[BEGIN]

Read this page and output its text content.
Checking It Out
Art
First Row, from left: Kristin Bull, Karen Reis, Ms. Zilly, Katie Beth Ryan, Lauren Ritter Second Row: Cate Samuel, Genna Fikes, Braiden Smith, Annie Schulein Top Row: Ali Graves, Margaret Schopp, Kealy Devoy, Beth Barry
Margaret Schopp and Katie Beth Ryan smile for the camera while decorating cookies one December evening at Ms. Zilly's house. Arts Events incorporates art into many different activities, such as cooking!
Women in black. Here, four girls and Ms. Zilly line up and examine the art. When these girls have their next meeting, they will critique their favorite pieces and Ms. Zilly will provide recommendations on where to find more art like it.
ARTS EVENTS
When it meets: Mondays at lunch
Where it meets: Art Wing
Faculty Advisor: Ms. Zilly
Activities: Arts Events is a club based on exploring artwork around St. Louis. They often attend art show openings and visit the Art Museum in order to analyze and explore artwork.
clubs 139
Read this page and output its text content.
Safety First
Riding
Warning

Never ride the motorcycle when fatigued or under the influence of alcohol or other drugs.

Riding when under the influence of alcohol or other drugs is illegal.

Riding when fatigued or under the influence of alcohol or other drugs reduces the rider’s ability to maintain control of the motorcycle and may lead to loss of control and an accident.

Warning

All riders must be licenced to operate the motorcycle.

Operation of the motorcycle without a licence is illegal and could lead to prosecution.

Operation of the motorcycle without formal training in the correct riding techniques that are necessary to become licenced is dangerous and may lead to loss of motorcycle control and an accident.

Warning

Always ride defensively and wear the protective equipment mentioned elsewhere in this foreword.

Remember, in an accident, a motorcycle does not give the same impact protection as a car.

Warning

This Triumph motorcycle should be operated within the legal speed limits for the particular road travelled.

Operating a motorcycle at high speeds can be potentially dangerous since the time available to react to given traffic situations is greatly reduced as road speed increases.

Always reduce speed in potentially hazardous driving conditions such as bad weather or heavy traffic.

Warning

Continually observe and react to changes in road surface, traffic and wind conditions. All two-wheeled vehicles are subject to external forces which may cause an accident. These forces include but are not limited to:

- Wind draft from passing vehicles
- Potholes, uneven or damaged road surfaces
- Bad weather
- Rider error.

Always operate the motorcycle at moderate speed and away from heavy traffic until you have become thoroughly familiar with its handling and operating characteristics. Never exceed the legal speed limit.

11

[END]

__GIVEN EXERCISE__:
Report back each line of the entries that holds the string "such".

__SOLUTION TO THE PROBLEM__:
Margaret Schopp and Katie Beth Ryan smile for the camera while decorating cookies one December evening at Ms. Zilly's house. Arts Events incorporates art into many different activities, such as cooking!
Always reduce speed in potentially hazardous driving conditions such as bad weather or heavy traffic.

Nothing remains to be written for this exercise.